* [WHAT IS NEEDED]: Locate the word "this" in the entries below, then gather every line that holds it.

* [LISTED ENTRIES]:
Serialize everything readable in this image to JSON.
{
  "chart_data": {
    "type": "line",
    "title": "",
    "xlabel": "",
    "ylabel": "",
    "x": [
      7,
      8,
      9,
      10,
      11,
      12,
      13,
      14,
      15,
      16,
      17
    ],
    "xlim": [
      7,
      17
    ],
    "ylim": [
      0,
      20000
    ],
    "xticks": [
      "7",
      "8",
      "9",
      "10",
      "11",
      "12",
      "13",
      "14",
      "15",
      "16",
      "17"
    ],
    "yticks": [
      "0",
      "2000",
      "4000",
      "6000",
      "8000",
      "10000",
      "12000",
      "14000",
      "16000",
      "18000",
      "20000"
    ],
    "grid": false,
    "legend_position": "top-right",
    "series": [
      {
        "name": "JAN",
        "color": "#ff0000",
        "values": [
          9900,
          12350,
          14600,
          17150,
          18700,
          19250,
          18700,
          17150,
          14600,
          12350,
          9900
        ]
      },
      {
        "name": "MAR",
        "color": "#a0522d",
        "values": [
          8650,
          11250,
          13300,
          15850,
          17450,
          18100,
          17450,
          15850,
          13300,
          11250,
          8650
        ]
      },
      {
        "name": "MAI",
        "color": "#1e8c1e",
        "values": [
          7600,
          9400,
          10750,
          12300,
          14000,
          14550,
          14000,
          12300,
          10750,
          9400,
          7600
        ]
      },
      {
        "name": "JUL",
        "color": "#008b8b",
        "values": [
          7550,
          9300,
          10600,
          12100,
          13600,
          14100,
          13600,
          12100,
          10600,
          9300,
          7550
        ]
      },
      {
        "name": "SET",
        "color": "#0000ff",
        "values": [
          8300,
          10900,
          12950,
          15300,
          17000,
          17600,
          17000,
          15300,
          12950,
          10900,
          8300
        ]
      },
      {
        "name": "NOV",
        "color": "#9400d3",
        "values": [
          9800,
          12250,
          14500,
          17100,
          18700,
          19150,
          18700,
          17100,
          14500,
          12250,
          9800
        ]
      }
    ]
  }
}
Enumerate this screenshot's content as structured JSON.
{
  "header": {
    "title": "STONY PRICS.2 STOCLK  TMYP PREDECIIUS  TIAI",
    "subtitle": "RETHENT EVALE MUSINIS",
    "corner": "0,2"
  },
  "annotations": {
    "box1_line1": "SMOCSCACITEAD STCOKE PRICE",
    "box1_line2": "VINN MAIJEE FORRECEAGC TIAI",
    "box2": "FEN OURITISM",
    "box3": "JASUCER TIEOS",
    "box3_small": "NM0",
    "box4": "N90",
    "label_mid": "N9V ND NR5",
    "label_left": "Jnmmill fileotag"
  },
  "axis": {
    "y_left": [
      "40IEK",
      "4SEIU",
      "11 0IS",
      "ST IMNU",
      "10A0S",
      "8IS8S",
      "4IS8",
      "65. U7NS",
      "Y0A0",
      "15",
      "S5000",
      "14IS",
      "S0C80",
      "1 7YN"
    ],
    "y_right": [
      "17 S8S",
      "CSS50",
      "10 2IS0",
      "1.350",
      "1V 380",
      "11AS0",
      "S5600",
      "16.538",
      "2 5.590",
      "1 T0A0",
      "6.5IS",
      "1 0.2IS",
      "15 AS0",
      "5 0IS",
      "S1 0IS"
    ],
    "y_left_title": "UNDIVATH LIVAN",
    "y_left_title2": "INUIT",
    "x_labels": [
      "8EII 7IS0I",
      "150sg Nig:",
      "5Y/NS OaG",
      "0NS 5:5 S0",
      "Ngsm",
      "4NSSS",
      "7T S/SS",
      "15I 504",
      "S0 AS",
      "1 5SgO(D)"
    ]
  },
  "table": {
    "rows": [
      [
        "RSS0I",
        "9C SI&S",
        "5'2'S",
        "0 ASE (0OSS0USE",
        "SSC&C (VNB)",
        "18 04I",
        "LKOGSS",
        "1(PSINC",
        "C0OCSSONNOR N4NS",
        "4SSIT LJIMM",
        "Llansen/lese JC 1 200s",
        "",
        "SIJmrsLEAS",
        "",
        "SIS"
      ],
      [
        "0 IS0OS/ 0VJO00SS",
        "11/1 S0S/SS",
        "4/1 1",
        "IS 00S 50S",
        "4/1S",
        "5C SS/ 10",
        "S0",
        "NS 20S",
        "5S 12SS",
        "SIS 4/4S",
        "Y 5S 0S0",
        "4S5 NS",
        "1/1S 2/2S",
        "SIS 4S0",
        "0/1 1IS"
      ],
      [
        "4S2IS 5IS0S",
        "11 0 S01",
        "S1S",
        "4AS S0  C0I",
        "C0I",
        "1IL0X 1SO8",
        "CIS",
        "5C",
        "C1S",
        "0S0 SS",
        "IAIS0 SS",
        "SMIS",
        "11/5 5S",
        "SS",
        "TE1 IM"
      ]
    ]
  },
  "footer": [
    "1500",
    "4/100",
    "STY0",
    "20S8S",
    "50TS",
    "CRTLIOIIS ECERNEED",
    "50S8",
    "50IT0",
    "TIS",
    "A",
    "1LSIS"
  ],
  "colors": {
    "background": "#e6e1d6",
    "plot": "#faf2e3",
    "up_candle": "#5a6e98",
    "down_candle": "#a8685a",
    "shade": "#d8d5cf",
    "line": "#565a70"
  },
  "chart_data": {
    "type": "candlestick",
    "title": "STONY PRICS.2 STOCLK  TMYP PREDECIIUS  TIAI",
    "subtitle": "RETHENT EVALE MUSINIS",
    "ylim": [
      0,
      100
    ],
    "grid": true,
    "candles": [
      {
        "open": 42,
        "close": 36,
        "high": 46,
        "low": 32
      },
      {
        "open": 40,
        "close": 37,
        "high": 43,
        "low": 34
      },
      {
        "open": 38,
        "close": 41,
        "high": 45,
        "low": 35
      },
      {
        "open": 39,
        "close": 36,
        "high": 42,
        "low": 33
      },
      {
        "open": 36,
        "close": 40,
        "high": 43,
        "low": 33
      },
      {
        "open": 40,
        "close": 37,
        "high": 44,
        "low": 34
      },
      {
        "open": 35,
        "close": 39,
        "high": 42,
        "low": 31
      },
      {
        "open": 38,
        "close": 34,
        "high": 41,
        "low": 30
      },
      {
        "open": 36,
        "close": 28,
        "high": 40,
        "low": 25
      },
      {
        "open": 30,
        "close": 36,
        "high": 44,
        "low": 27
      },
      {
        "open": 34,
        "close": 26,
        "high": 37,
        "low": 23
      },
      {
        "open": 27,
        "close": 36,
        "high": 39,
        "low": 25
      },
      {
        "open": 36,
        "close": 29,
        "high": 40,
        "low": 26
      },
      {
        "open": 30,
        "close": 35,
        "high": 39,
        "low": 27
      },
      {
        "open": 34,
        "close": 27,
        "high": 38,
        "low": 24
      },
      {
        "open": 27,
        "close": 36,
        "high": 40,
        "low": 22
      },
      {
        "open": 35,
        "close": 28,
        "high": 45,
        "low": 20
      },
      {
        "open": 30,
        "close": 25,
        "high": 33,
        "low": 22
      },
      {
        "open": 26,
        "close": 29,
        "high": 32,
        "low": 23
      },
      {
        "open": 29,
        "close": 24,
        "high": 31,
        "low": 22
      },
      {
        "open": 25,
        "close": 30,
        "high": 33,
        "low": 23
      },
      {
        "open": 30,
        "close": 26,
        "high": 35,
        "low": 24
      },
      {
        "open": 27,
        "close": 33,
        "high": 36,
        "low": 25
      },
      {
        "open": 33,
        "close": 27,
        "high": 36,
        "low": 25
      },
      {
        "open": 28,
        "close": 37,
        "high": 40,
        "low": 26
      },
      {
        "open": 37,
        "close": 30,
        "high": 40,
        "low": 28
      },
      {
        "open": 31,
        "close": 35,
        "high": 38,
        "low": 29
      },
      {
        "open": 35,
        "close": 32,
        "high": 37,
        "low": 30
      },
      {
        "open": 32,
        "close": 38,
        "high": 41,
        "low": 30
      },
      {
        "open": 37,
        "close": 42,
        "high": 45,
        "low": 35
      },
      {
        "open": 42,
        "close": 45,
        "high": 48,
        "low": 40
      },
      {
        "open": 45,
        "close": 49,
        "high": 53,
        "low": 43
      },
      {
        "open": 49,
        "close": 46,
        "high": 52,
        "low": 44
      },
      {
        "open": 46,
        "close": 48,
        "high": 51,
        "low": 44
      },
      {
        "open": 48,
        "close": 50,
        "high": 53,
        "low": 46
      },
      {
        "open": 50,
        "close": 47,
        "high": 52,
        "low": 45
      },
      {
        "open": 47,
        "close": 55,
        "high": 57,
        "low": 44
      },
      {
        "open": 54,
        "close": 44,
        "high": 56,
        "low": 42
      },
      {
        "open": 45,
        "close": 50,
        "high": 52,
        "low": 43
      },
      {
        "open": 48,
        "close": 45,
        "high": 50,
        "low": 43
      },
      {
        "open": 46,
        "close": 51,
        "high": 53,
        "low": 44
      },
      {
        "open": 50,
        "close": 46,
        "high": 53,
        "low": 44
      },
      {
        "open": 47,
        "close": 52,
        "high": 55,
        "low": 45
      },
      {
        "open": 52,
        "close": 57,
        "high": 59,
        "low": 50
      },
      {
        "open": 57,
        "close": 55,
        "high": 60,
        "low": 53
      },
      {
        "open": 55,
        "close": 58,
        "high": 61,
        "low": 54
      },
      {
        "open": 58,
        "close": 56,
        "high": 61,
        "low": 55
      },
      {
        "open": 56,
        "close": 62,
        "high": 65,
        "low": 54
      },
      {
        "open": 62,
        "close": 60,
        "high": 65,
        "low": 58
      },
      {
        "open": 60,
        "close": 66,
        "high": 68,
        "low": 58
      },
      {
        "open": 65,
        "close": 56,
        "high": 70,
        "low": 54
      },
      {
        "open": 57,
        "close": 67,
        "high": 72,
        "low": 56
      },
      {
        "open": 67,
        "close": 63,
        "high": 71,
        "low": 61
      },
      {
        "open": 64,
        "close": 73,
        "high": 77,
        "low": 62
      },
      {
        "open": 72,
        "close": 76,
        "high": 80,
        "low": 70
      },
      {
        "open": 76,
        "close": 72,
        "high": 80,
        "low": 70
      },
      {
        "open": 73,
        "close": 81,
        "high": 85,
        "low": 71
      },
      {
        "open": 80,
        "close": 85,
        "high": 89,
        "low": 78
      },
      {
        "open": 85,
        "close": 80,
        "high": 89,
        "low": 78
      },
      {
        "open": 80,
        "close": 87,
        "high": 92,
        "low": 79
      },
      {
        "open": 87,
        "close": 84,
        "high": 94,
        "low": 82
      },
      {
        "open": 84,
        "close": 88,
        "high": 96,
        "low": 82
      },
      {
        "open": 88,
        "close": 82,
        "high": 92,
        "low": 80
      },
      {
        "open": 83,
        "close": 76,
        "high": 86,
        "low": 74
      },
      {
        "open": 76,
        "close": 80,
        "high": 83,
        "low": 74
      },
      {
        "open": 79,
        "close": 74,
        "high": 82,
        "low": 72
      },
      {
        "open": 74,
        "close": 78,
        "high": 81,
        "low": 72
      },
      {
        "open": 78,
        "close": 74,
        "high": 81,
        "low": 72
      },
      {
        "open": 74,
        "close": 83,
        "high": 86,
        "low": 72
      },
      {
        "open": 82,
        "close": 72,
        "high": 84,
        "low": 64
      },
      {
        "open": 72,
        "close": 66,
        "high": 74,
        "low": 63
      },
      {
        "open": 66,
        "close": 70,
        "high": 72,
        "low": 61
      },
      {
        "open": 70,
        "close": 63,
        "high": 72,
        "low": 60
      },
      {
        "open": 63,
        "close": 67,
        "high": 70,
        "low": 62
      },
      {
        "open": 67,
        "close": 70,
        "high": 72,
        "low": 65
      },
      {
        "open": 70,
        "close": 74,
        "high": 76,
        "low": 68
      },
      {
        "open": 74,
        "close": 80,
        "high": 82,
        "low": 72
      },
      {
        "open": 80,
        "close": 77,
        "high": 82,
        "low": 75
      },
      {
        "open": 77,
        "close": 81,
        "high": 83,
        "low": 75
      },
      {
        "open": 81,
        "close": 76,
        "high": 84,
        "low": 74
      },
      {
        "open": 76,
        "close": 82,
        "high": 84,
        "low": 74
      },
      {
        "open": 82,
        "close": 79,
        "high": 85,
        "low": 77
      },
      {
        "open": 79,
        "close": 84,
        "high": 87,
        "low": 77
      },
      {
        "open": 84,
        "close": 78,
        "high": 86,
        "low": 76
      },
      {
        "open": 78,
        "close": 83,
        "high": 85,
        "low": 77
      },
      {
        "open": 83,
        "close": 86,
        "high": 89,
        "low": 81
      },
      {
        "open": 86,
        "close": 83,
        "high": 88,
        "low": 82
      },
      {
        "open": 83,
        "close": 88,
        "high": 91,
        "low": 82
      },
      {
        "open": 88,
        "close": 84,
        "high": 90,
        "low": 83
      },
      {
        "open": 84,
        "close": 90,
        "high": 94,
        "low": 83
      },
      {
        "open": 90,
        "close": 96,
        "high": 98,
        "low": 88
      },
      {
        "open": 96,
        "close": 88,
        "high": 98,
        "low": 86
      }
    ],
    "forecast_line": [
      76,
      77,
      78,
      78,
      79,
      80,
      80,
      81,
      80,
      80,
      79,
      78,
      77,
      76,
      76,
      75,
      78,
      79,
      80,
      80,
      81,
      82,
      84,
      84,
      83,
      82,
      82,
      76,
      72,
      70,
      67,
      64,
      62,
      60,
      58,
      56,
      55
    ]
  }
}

* [WRITTEN ANSWER]:
Serialize everything readable in this image to JSON.
Enumerate this screenshot's content as structured JSON.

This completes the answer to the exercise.